Material shown >>
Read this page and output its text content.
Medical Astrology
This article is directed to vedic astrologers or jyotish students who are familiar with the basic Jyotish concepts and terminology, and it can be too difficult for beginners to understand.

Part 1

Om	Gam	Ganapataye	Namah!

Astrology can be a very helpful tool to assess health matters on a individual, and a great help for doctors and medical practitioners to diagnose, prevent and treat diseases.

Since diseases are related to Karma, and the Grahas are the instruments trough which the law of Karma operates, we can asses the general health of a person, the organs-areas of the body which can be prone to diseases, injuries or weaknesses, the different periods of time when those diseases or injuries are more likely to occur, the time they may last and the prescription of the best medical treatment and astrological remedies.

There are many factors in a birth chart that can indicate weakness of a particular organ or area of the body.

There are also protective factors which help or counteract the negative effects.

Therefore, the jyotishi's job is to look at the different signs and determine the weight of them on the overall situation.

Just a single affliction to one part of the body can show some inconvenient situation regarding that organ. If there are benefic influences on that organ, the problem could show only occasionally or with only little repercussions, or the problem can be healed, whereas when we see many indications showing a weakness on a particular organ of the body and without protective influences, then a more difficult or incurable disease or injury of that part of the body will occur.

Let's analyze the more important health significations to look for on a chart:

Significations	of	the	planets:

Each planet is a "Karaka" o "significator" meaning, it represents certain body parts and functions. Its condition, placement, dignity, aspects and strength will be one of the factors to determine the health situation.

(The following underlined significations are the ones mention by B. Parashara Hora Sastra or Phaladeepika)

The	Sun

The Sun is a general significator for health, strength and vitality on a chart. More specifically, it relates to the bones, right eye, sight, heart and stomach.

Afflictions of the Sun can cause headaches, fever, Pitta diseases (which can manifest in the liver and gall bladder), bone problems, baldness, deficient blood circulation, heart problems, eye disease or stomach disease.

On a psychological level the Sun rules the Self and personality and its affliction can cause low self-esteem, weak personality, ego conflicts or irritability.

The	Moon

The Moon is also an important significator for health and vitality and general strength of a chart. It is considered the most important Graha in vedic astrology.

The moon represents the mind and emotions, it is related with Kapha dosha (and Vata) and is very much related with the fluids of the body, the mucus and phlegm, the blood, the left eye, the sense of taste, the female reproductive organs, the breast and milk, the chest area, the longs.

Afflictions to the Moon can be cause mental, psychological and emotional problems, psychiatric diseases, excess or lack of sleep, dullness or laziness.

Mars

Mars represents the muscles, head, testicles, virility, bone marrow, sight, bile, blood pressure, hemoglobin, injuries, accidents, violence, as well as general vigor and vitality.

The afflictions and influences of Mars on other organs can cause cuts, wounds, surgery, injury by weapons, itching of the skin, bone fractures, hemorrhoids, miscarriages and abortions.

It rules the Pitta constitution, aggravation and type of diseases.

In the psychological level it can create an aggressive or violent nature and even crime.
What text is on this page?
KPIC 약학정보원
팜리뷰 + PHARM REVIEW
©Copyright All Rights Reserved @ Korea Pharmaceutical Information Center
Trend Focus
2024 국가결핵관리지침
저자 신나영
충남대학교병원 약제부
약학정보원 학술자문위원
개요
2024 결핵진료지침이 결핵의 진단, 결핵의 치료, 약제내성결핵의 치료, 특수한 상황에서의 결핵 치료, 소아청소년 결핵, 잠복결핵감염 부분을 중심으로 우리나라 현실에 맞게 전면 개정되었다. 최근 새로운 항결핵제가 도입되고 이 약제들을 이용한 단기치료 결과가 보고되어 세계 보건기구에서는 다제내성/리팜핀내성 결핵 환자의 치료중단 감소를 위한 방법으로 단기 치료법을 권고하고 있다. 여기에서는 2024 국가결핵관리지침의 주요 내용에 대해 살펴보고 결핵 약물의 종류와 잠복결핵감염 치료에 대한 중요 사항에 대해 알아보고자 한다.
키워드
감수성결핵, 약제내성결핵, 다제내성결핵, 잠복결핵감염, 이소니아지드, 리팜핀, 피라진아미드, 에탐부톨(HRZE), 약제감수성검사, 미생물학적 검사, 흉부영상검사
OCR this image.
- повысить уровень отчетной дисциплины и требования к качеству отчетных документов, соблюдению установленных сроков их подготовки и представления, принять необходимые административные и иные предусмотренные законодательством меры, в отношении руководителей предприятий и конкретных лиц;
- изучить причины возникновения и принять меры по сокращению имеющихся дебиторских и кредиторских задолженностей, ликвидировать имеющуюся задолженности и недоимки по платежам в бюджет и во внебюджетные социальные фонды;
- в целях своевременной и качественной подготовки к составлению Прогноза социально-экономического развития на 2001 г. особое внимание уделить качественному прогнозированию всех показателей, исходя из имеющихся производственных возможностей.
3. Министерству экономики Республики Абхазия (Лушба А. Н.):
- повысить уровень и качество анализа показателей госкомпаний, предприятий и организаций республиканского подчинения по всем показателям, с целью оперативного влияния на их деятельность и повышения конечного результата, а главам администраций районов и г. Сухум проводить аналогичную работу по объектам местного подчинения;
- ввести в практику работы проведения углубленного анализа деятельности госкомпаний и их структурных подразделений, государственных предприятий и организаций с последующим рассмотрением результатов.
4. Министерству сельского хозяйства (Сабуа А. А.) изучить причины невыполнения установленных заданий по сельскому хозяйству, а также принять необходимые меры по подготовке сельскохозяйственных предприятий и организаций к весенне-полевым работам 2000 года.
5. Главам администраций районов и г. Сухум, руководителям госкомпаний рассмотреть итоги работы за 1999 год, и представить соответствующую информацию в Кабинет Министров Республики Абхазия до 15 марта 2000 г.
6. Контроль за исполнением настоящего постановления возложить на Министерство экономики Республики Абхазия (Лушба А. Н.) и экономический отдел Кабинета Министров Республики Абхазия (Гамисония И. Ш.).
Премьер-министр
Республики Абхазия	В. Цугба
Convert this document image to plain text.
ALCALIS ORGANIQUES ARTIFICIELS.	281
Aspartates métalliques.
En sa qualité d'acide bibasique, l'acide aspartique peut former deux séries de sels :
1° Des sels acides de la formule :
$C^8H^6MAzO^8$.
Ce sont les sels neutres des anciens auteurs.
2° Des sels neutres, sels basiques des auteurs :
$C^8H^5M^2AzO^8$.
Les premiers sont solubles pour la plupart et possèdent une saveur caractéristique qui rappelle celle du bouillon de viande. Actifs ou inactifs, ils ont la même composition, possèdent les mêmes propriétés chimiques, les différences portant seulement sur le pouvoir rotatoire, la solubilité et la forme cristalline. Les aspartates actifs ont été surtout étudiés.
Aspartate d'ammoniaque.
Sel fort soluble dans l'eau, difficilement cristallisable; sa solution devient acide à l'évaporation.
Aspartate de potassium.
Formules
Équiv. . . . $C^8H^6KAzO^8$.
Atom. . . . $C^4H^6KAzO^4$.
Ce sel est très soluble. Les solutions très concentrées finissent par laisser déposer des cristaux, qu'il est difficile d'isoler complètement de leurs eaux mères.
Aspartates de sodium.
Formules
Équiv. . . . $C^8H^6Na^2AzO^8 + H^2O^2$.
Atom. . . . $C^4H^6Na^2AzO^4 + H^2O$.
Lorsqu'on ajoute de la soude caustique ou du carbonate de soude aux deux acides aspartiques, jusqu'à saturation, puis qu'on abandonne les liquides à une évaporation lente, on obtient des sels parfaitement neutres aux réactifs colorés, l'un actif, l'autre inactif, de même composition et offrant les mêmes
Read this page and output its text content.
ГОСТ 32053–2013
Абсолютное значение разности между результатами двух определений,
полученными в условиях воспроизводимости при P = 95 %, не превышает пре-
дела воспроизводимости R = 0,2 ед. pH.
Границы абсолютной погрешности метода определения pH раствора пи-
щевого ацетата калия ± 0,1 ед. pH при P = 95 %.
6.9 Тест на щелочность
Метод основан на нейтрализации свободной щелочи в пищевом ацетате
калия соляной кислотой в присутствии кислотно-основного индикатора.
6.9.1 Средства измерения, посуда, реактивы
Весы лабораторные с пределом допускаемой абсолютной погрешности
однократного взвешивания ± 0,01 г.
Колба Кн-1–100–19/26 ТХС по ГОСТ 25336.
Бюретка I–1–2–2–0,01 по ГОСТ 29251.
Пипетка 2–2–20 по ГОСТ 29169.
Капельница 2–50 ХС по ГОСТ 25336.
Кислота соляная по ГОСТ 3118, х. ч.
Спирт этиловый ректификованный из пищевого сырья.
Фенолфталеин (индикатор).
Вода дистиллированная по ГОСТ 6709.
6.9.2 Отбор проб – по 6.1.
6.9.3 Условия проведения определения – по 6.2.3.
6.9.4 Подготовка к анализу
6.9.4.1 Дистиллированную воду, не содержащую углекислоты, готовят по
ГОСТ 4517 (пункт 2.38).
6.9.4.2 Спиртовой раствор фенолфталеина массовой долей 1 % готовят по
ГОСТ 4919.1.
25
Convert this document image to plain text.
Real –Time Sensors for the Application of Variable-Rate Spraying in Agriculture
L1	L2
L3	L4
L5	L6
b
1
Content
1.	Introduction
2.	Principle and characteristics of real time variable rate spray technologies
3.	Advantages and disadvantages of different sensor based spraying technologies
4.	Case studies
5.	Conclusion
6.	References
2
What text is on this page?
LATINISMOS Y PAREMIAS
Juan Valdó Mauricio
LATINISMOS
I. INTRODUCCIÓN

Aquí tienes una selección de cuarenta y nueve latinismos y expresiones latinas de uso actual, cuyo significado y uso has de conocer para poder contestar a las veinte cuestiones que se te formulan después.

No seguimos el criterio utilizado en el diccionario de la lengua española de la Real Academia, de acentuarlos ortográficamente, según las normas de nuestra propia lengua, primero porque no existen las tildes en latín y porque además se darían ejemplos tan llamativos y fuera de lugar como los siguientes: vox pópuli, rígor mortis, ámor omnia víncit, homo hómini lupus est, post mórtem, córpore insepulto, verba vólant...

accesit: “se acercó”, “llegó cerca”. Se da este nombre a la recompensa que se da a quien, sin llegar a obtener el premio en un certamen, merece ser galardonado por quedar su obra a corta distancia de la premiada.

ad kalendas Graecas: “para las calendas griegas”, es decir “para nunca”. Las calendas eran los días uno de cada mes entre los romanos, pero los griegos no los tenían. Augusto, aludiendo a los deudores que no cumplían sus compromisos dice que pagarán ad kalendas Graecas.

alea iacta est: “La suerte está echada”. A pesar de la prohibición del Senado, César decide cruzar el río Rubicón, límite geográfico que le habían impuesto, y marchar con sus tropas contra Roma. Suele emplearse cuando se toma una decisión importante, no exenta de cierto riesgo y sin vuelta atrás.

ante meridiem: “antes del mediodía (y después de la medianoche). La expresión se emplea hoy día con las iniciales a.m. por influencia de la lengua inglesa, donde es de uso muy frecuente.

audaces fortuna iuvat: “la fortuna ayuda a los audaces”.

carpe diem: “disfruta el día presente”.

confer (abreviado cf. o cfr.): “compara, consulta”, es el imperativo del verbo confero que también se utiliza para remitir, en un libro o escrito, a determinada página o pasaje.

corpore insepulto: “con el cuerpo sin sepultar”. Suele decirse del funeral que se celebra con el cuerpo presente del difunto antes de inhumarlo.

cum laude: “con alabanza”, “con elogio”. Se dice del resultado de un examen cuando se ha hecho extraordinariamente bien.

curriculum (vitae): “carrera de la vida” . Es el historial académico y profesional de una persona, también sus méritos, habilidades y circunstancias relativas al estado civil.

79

Work to do >>
Set out every line from the material that contains the string "имеющихся".

Answer for the task >>
- изучить причины возникновения и принять меры по сокращению имеющихся дебиторских и кредиторских задолженностей, ликвидировать имеющуюся задолженности и недоимки по платежам в бюджет и во внебюджетные социальные фонды;
- в целях своевременной и качественной подготовки к составлению Прогноза социально-экономического развития на 2001 г. особое внимание уделить качественному прогнозированию всех показателей, исходя из имеющихся производственных возможностей.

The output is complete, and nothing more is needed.